Records about charts and figures:
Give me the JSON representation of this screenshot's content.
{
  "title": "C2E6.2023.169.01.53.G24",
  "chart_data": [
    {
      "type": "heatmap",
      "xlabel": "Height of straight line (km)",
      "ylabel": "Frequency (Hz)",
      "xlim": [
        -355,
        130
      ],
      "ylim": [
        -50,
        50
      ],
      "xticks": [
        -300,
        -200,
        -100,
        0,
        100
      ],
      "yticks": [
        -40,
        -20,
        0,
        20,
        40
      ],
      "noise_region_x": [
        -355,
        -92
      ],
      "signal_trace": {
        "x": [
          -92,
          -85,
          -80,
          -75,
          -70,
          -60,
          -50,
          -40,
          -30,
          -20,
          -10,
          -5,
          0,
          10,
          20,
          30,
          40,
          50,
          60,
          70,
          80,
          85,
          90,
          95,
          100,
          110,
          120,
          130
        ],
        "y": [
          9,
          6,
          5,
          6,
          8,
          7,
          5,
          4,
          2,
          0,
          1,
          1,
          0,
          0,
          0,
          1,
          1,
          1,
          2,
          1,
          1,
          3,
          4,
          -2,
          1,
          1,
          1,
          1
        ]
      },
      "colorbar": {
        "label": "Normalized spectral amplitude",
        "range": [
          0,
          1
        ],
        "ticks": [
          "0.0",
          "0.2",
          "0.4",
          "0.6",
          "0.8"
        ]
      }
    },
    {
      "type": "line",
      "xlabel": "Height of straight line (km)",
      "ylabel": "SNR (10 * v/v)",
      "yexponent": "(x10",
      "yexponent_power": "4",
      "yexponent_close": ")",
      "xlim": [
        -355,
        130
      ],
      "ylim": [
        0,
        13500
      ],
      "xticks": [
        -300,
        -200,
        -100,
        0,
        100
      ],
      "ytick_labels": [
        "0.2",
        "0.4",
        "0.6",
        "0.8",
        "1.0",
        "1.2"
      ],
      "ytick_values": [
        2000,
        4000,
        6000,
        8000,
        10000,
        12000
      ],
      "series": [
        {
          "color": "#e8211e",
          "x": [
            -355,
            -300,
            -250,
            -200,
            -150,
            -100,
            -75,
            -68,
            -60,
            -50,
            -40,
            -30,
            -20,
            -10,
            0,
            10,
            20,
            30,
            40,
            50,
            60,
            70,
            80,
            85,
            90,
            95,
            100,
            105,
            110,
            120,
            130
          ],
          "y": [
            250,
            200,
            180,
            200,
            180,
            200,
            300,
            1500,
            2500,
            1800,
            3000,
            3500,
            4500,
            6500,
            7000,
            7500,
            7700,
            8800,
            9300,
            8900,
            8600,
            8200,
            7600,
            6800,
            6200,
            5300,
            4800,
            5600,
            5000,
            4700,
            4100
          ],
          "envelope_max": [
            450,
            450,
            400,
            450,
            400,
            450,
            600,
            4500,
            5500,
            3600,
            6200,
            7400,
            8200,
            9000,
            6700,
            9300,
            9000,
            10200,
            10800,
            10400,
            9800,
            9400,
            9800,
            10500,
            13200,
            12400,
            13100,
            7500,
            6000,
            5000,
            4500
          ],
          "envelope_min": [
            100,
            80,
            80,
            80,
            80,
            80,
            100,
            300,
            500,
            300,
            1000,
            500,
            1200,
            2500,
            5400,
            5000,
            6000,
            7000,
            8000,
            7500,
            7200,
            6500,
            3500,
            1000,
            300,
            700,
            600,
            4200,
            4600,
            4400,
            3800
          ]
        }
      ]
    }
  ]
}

**SET PROBLEM:** Reproduce the records above exactly.

**FULL RESPONSE:**
Give me the JSON representation of this screenshot's content.
{
  "title": "C2E6.2023.169.01.53.G24",
  "chart_data": [
    {
      "type": "heatmap",
      "xlabel": "Height of straight line (km)",
      "ylabel": "Frequency (Hz)",
      "xlim": [
        -355,
        130
      ],
      "ylim": [
        -50,
        50
      ],
      "xticks": [
        -300,
        -200,
        -100,
        0,
        100
      ],
      "yticks": [
        -40,
        -20,
        0,
        20,
        40
      ],
      "noise_region_x": [
        -355,
        -92
      ],
      "signal_trace": {
        "x": [
          -92,
          -85,
          -80,
          -75,
          -70,
          -60,
          -50,
          -40,
          -30,
          -20,
          -10,
          -5,
          0,
          10,
          20,
          30,
          40,
          50,
          60,
          70,
          80,
          85,
          90,
          95,
          100,
          110,
          120,
          130
        ],
        "y": [
          9,
          6,
          5,
          6,
          8,
          7,
          5,
          4,
          2,
          0,
          1,
          1,
          0,
          0,
          0,
          1,
          1,
          1,
          2,
          1,
          1,
          3,
          4,
          -2,
          1,
          1,
          1,
          1
        ]
      },
      "colorbar": {
        "label": "Normalized spectral amplitude",
        "range": [
          0,
          1
        ],
        "ticks": [
          "0.0",
          "0.2",
          "0.4",
          "0.6",
          "0.8"
        ]
      }
    },
    {
      "type": "line",
      "xlabel": "Height of straight line (km)",
      "ylabel": "SNR (10 * v/v)",
      "yexponent": "(x10",
      "yexponent_power": "4",
      "yexponent_close": ")",
      "xlim": [
        -355,
        130
      ],
      "ylim": [
        0,
        13500
      ],
      "xticks": [
        -300,
        -200,
        -100,
        0,
        100
      ],
      "ytick_labels": [
        "0.2",
        "0.4",
        "0.6",
        "0.8",
        "1.0",
        "1.2"
      ],
      "ytick_values": [
        2000,
        4000,
        6000,
        8000,
        10000,
        12000
      ],
      "series": [
        {
          "color": "#e8211e",
          "x": [
            -355,
            -300,
            -250,
            -200,
            -150,
            -100,
            -75,
            -68,
            -60,
            -50,
            -40,
            -30,
            -20,
            -10,
            0,
            10,
            20,
            30,
            40,
            50,
            60,
            70,
            80,
            85,
            90,
            95,
            100,
            105,
            110,
            120,
            130
          ],
          "y": [
            250,
            200,
            180,
            200,
            180,
            200,
            300,
            1500,
            2500,
            1800,
            3000,
            3500,
            4500,
            6500,
            7000,
            7500,
            7700,
            8800,
            9300,
            8900,
            8600,
            8200,
            7600,
            6800,
            6200,
            5300,
            4800,
            5600,
            5000,
            4700,
            4100
          ],
          "envelope_max": [
            450,
            450,
            400,
            450,
            400,
            450,
            600,
            4500,
            5500,
            3600,
            6200,
            7400,
            8200,
            9000,
            6700,
            9300,
            9000,
            10200,
            10800,
            10400,
            9800,
            9400,
            9800,
            10500,
            13200,
            12400,
            13100,
            7500,
            6000,
            5000,
            4500
          ],
          "envelope_min": [
            100,
            80,
            80,
            80,
            80,
            80,
            100,
            300,
            500,
            300,
            1000,
            500,
            1200,
            2500,
            5400,
            5000,
            6000,
            7000,
            8000,
            7500,
            7200,
            6500,
            3500,
            1000,
            300,
            700,
            600,
            4200,
            4600,
            4400,
            3800
          ]
        }
      ]
    }
  ]
}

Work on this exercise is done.